[start Data supplied]
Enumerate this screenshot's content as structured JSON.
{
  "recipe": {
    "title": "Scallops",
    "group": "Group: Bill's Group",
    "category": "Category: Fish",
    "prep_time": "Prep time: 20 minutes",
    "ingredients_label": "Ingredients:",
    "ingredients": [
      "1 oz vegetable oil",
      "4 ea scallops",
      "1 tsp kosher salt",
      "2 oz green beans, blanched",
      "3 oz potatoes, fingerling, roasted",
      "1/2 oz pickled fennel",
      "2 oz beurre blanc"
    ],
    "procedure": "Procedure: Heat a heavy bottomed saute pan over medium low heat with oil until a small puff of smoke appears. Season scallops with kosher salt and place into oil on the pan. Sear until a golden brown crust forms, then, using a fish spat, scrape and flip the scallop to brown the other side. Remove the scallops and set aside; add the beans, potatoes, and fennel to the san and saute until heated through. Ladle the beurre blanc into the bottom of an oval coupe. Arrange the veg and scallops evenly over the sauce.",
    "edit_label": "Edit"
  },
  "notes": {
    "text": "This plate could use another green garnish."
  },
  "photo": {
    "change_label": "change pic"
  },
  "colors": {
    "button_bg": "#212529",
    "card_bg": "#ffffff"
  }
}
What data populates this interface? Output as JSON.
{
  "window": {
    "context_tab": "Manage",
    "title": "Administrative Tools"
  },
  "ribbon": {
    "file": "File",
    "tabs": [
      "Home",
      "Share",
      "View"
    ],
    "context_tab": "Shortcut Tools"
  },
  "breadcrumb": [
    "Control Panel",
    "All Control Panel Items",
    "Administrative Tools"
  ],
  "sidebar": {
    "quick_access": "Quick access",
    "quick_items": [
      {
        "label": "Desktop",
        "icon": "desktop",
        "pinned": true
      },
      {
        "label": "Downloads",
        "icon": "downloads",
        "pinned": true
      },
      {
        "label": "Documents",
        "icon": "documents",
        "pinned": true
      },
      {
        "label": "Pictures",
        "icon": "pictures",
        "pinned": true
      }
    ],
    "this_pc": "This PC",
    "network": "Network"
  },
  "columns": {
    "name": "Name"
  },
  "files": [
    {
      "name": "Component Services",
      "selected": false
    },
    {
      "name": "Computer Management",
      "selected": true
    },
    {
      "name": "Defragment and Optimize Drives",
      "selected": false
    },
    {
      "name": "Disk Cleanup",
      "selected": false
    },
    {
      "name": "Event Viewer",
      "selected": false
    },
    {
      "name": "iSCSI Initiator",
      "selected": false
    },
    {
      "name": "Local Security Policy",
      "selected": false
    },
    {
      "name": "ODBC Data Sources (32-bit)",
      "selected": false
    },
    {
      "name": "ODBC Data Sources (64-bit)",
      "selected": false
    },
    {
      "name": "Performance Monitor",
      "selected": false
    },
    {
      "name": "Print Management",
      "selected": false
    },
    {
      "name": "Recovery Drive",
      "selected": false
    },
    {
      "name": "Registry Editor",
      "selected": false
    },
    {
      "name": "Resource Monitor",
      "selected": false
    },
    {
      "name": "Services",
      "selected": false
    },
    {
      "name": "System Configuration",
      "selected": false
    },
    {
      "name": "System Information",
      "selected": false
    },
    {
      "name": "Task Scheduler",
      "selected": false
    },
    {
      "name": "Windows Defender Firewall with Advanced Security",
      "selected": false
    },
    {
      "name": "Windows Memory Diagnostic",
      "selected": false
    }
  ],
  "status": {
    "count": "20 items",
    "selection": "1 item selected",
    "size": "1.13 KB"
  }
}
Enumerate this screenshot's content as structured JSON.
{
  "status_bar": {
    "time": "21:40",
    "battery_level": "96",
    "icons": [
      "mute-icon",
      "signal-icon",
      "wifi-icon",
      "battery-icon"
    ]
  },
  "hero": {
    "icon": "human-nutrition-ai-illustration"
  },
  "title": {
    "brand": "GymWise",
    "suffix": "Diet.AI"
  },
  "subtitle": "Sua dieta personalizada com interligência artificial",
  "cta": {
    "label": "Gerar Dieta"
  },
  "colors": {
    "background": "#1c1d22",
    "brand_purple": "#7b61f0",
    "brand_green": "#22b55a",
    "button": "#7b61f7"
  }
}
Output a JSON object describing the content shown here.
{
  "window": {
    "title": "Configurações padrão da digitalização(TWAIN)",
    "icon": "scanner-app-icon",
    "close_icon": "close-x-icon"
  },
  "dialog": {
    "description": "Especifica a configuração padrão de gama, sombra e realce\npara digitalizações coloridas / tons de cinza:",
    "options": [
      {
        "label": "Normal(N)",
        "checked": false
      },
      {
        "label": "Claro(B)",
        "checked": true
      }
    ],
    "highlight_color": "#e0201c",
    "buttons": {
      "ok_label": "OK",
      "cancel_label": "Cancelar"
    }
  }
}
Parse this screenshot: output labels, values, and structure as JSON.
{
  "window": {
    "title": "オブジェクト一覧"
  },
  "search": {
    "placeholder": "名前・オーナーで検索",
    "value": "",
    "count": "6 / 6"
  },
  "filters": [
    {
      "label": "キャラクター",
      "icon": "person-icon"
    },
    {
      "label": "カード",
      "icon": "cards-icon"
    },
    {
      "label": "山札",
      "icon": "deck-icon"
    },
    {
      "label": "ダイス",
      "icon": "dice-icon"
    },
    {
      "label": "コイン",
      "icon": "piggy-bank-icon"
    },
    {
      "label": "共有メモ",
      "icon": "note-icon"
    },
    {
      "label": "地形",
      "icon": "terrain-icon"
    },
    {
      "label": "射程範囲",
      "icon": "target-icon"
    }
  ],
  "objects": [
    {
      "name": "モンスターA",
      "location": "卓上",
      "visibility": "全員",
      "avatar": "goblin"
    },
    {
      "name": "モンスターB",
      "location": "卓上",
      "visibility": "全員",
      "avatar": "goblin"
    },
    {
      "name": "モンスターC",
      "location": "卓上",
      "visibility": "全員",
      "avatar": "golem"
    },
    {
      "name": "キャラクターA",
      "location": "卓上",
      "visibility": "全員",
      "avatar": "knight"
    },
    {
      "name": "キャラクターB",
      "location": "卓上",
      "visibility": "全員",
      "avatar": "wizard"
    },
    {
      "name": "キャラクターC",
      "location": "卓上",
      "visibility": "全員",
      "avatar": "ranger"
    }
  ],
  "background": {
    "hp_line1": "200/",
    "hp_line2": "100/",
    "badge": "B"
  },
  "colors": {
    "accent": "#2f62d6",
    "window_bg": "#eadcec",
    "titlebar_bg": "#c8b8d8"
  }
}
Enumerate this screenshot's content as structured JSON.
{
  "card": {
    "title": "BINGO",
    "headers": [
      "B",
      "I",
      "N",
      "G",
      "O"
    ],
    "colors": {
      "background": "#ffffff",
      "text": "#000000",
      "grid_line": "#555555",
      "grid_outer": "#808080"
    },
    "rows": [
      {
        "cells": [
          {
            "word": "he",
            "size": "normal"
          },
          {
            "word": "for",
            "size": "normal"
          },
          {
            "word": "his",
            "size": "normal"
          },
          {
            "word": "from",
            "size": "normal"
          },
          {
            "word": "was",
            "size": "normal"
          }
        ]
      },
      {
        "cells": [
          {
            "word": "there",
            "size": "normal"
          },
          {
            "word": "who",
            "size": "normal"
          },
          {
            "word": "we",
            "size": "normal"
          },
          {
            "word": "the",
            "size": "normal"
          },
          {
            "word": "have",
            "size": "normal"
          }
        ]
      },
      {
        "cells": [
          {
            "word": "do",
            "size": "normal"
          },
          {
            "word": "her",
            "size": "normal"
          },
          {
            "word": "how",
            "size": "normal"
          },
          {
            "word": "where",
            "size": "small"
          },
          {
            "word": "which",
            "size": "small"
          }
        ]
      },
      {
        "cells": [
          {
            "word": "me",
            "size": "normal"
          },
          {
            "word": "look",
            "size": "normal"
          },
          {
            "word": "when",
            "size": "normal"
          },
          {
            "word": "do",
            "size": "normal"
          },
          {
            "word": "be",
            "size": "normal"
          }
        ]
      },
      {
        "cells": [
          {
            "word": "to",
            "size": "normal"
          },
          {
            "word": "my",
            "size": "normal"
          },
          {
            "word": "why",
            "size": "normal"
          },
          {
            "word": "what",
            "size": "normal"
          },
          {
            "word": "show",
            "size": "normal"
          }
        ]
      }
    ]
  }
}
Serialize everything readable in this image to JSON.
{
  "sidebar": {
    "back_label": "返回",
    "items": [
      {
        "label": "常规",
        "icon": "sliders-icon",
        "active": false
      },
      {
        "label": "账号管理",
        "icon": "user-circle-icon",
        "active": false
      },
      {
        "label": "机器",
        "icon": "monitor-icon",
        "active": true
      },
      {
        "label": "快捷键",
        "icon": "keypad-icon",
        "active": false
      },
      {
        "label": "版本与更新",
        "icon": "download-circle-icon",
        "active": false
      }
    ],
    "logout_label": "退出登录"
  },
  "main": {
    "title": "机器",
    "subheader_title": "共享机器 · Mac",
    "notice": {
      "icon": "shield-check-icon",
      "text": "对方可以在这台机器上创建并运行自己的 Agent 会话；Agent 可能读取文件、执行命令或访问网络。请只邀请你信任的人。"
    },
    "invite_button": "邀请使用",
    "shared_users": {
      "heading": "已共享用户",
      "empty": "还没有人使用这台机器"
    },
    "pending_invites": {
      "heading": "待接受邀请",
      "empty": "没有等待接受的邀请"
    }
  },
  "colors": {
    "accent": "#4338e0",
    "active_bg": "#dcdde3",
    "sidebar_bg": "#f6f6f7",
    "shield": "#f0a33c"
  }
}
[end Data supplied]
Goal
Count every line of the material above that holds the string "Sources", then state only the total.

Complete output
2